AIM
Write out the records below word for word, please.

::: MATERIAL SHOWN :::

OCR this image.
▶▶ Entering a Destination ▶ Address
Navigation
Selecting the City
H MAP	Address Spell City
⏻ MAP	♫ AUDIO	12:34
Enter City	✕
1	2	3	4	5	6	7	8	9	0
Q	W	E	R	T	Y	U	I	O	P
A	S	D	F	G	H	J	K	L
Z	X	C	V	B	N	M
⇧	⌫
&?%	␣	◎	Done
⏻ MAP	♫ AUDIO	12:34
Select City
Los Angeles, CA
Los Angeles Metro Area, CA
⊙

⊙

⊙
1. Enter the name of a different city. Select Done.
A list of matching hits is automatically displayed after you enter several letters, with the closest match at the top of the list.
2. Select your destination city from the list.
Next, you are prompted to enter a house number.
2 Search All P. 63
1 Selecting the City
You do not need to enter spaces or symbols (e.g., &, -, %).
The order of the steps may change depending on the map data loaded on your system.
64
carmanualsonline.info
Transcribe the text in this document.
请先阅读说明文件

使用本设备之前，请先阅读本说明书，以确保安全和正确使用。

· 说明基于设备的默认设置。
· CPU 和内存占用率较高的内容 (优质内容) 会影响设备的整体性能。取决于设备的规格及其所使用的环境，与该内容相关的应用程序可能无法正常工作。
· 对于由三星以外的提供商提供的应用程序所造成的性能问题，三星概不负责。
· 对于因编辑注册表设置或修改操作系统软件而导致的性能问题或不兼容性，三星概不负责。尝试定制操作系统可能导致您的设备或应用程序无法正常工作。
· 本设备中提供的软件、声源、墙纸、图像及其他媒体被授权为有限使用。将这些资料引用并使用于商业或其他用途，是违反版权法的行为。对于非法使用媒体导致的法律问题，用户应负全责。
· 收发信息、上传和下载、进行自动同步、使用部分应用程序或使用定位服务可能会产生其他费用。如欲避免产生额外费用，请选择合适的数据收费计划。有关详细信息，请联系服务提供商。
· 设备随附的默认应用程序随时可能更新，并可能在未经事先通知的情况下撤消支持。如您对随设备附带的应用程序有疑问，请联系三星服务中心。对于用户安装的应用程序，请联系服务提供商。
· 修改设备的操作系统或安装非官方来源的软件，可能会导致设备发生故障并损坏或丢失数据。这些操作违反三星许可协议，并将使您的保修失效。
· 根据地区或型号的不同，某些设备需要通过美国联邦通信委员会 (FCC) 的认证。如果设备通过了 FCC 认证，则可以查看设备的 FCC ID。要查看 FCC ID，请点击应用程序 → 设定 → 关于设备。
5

:::

EXERCISE SOLUTION
OCR this image.
▶▶ Entering a Destination ▶ Address
Navigation
Selecting the City
H MAP	Address Spell City
⏻ MAP	♫ AUDIO	12:34
Enter City	✕
1	2	3	4	5	6	7	8	9	0
Q	W	E	R	T	Y	U	I	O	P
A	S	D	F	G	H	J	K	L
Z	X	C	V	B	N	M
⇧	⌫
&?%	␣	◎	Done
⏻ MAP	♫ AUDIO	12:34
Select City
Los Angeles, CA
Los Angeles Metro Area, CA
⊙

⊙

⊙
1. Enter the name of a different city. Select Done.
A list of matching hits is automatically displayed after you enter several letters, with the closest match at the top of the list.
2. Select your destination city from the list.
Next, you are prompted to enter a house number.
2 Search All P. 63
1 Selecting the City
You do not need to enter spaces or symbols (e.g., &, -, %).
The order of the steps may change depending on the map data loaded on your system.
64
carmanualsonline.info
Transcribe the text in this document.
请先阅读说明文件

使用本设备之前，请先阅读本说明书，以确保安全和正确使用。

· 说明基于设备的默认设置。
· CPU 和内存占用率较高的内容 (优质内容) 会影响设备的整体性能。取决于设备的规格及其所使用的环境，与该内容相关的应用程序可能无法正常工作。
· 对于由三星以外的提供商提供的应用程序所造成的性能问题，三星概不负责。
· 对于因编辑注册表设置或修改操作系统软件而导致的性能问题或不兼容性，三星概不负责。尝试定制操作系统可能导致您的设备或应用程序无法正常工作。
· 本设备中提供的软件、声源、墙纸、图像及其他媒体被授权为有限使用。将这些资料引用并使用于商业或其他用途，是违反版权法的行为。对于非法使用媒体导致的法律问题，用户应负全责。
· 收发信息、上传和下载、进行自动同步、使用部分应用程序或使用定位服务可能会产生其他费用。如欲避免产生额外费用，请选择合适的数据收费计划。有关详细信息，请联系服务提供商。
· 设备随附的默认应用程序随时可能更新，并可能在未经事先通知的情况下撤消支持。如您对随设备附带的应用程序有疑问，请联系三星服务中心。对于用户安装的应用程序，请联系服务提供商。
· 修改设备的操作系统或安装非官方来源的软件，可能会导致设备发生故障并损坏或丢失数据。这些操作违反三星许可协议，并将使您的保修失效。
· 根据地区或型号的不同，某些设备需要通过美国联邦通信委员会 (FCC) 的认证。如果设备通过了 FCC 认证，则可以查看设备的 FCC ID。要查看 FCC ID，请点击应用程序 → 设定 → 关于设备。
5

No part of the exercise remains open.